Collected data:
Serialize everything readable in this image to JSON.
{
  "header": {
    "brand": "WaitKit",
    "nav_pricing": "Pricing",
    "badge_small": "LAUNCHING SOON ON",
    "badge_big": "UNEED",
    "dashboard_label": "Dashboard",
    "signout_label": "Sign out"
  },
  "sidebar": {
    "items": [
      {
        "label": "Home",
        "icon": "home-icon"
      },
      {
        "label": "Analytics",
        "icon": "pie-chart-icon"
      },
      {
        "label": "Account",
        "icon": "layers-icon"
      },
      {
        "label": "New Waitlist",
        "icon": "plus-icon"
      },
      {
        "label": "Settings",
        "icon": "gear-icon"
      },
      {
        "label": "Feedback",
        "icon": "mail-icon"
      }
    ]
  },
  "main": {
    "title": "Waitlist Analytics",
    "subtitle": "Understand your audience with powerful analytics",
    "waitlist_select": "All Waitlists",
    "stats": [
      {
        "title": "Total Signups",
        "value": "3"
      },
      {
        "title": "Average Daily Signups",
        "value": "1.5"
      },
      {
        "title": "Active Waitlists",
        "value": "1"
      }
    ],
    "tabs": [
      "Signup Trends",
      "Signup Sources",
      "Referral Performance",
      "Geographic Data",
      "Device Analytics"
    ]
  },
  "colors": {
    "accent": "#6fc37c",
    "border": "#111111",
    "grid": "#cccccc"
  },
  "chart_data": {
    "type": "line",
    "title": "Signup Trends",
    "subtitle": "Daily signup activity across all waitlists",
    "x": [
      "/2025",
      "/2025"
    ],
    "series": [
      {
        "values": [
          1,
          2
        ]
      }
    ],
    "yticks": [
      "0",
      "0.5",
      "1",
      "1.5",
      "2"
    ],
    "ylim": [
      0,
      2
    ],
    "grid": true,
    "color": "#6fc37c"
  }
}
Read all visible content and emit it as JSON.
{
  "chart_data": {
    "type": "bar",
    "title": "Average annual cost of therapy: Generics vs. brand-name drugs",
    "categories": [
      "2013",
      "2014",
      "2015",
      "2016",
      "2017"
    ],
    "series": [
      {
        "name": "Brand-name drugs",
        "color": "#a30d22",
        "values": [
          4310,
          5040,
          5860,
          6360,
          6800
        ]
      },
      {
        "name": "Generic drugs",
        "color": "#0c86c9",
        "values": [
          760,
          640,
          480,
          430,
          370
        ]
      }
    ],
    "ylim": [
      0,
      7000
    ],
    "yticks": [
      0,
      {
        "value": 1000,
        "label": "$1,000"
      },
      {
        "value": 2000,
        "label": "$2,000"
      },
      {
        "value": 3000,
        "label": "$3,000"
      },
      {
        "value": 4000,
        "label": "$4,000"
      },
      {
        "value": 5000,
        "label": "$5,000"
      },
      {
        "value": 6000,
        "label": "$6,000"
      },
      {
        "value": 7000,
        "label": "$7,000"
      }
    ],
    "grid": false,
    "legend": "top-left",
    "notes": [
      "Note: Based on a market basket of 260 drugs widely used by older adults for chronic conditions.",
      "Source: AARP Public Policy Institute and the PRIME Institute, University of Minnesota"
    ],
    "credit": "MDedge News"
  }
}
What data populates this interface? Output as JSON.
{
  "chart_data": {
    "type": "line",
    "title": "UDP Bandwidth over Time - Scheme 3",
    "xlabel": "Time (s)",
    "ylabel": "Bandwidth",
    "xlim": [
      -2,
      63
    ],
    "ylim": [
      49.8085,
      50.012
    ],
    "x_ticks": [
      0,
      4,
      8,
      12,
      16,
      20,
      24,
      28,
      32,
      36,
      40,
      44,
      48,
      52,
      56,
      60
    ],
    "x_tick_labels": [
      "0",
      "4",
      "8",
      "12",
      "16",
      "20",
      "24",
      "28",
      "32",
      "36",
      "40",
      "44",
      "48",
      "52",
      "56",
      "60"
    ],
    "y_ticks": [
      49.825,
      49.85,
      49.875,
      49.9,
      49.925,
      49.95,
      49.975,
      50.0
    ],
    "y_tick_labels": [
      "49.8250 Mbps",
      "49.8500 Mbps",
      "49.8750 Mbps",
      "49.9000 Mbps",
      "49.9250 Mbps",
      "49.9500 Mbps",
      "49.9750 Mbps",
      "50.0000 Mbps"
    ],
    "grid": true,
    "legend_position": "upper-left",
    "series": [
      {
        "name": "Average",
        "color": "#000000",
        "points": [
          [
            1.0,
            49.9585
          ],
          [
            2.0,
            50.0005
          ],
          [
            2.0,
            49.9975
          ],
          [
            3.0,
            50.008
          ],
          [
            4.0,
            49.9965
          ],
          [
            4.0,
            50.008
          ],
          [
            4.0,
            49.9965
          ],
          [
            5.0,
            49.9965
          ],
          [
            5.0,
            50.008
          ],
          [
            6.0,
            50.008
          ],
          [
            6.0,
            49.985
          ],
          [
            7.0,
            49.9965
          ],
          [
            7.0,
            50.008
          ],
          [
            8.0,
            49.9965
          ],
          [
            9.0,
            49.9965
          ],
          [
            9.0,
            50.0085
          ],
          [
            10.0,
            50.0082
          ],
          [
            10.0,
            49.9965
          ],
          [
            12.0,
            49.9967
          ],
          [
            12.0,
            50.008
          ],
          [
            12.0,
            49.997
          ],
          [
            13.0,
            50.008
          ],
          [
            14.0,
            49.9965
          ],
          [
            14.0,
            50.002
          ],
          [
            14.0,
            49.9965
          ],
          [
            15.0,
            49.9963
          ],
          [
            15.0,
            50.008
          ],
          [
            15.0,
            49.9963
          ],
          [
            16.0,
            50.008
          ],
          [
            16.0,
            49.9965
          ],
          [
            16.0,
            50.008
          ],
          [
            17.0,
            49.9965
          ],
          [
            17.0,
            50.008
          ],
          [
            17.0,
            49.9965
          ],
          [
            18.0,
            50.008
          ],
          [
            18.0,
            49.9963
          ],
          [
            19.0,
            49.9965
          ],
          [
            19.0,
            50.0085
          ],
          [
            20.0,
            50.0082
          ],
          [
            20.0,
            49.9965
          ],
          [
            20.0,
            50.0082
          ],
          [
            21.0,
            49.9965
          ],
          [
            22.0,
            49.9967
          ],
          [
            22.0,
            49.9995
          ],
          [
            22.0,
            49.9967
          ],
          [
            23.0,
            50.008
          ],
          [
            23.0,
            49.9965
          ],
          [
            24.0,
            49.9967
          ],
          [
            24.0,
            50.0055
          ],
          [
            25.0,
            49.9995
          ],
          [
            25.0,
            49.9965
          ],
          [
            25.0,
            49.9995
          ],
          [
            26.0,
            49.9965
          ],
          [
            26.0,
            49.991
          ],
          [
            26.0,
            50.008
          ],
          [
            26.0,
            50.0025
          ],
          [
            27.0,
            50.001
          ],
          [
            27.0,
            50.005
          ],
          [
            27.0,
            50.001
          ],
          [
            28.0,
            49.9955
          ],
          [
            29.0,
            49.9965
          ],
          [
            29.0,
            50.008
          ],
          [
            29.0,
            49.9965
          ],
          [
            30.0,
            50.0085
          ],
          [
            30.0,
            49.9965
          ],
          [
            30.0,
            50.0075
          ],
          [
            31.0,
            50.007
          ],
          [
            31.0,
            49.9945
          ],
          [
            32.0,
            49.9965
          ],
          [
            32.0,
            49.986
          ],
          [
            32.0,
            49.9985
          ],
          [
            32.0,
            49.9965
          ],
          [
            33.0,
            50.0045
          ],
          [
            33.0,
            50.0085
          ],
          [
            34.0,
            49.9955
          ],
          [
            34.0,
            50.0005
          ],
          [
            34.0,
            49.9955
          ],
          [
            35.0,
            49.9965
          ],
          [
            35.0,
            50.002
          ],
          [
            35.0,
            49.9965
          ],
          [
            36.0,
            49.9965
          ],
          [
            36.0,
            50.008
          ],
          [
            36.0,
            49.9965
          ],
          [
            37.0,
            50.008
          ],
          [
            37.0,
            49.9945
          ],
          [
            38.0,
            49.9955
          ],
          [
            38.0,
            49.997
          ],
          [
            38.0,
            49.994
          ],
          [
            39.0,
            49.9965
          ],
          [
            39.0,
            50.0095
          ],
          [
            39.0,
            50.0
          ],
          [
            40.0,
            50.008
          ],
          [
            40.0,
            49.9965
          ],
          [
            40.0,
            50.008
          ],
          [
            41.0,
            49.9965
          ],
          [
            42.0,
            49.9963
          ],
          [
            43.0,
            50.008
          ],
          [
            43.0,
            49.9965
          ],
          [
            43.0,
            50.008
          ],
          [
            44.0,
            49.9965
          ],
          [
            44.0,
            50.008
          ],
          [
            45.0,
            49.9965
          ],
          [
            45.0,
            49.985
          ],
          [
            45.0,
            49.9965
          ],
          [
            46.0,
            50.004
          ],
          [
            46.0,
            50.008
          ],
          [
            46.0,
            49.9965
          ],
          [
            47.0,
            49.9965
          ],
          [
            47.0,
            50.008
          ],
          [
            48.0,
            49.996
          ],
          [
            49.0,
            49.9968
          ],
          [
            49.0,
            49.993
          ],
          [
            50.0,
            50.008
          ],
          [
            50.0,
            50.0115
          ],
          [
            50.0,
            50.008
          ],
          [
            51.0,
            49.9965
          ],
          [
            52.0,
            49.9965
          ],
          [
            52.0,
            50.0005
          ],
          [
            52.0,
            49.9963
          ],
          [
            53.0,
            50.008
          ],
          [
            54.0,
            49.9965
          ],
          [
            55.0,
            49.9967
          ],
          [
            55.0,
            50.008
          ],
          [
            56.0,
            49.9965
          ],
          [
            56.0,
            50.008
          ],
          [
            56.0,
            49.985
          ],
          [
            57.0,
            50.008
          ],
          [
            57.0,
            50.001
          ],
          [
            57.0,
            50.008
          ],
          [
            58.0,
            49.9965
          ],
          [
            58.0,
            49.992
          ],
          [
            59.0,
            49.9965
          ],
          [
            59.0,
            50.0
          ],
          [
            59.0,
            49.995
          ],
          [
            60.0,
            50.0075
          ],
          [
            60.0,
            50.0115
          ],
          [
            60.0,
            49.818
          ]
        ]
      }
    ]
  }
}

* _Objective_: Report each line of the material above where the word "Signups" appears.

* _Exercise result_:
        "title": "Total Signups",
        "title": "Average Daily Signups",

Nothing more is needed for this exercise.